TASK TO CARRY OUT
Find the word "title" in the records below. List each line containing it.

INFORMATION SUPPLIED
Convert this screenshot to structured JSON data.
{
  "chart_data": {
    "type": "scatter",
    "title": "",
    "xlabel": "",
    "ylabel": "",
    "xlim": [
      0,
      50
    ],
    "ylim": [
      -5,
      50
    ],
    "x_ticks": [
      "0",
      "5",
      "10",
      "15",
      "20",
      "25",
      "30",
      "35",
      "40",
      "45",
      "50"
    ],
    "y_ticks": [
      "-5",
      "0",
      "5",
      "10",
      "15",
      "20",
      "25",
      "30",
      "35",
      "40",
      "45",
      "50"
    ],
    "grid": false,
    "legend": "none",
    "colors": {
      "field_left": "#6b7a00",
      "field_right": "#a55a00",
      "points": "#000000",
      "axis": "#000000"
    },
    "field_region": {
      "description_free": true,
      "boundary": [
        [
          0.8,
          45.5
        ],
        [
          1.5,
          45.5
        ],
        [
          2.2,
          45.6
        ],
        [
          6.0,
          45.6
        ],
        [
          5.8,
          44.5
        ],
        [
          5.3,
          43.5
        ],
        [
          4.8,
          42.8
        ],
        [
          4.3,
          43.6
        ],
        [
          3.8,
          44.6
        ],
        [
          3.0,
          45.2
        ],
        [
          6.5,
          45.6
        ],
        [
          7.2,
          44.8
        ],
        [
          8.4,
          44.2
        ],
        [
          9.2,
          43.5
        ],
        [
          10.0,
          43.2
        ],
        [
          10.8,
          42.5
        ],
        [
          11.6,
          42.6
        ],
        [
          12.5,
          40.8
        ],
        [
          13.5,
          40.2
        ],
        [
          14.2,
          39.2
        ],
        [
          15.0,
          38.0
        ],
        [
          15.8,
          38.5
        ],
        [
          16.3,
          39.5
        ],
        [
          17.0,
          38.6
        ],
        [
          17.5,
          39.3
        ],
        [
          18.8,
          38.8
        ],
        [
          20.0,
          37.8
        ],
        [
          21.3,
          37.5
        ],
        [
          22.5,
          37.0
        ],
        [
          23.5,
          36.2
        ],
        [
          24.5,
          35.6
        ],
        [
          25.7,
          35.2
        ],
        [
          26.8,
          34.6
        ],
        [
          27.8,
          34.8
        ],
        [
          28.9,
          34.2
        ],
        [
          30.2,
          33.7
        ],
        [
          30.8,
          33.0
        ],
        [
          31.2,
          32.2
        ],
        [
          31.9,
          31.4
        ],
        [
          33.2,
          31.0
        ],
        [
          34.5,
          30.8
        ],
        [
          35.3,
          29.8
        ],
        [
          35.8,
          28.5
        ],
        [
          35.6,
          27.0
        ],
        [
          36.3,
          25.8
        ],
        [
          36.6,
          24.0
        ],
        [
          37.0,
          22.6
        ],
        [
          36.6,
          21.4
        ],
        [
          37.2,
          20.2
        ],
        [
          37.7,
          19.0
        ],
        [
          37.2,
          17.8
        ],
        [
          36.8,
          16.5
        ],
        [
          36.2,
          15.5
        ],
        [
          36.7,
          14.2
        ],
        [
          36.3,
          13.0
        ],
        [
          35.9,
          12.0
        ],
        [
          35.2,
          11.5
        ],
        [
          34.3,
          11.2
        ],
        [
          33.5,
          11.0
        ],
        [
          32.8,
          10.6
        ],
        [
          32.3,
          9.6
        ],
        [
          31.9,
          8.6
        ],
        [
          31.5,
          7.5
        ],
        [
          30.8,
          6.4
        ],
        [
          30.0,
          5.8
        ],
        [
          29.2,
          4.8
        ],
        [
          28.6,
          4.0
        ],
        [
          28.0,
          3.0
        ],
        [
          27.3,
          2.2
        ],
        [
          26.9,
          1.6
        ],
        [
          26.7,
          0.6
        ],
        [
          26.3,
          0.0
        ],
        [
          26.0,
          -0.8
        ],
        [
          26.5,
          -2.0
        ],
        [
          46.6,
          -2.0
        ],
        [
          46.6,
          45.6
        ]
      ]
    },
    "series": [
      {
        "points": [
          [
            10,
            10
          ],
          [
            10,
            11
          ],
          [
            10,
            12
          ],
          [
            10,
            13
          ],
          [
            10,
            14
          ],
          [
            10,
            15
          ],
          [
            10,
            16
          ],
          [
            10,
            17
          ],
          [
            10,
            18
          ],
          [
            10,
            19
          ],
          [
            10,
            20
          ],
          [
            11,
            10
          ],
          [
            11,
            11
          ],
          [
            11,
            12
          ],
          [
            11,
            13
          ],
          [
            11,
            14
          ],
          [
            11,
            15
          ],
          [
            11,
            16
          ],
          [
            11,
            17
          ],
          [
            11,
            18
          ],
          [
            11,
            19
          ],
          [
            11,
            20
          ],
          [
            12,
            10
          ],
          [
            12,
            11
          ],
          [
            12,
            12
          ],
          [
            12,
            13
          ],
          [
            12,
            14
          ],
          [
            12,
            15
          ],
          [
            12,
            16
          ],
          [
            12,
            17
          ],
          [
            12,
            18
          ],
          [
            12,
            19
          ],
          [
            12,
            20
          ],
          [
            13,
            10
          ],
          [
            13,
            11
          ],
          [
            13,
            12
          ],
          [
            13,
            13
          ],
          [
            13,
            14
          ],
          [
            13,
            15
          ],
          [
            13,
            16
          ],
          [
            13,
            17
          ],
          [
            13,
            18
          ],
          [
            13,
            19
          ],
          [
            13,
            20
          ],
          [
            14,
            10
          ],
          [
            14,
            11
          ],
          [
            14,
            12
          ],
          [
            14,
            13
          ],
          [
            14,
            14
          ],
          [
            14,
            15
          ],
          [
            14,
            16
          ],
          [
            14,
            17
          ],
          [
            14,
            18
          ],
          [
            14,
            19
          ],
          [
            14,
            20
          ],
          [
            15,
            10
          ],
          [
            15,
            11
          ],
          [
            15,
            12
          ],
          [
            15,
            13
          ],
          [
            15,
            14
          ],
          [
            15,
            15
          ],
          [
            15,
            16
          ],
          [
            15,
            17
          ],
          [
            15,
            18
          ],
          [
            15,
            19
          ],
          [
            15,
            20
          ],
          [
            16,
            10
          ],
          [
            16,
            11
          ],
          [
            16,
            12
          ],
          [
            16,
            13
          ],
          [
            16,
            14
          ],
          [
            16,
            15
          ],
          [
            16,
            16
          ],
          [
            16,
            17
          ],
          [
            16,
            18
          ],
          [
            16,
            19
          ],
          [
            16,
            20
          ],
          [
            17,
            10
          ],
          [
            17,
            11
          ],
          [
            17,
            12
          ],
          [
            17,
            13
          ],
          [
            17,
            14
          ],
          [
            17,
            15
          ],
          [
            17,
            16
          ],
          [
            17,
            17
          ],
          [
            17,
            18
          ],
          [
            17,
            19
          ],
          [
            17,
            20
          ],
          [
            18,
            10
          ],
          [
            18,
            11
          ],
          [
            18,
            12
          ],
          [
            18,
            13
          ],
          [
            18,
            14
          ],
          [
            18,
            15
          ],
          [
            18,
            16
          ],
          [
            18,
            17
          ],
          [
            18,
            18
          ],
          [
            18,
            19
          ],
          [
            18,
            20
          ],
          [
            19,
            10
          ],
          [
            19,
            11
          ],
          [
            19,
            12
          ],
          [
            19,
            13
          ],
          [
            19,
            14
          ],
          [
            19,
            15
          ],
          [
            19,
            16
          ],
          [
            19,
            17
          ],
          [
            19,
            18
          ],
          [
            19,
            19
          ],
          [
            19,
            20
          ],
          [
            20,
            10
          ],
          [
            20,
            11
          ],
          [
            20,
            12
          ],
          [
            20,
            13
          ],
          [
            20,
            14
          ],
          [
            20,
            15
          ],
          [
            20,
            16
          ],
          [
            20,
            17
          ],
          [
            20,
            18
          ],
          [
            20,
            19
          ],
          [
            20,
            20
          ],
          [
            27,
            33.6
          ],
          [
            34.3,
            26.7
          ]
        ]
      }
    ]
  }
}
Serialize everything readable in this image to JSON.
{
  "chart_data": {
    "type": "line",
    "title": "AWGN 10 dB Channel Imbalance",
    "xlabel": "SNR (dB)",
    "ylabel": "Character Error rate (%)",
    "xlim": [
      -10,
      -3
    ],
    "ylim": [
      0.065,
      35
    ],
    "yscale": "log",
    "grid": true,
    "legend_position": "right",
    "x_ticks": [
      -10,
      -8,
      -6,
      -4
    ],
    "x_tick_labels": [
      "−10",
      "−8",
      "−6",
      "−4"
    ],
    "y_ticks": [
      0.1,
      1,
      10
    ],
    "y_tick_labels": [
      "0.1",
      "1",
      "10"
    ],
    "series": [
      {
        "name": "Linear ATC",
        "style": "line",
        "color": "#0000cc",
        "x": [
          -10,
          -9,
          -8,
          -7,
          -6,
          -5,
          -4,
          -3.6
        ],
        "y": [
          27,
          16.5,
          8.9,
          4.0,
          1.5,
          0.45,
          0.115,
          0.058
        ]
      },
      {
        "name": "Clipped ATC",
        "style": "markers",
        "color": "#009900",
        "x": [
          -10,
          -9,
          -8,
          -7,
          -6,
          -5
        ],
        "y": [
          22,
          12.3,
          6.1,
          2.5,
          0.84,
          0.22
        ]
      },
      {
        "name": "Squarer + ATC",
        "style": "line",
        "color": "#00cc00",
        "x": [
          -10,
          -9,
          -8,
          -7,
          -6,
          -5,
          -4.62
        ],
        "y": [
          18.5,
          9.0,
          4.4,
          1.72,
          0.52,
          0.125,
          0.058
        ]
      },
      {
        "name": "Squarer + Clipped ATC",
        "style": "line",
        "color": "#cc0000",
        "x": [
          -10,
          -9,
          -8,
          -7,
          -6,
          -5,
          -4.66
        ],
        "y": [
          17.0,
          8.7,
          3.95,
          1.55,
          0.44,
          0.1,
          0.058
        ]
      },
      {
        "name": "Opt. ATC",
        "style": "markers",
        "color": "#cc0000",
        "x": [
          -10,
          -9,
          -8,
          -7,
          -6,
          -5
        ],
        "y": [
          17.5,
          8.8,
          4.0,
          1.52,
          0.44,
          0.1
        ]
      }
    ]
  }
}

RESULT BELOW
    "title": "",
    "title": "AWGN 10 dB Channel Imbalance",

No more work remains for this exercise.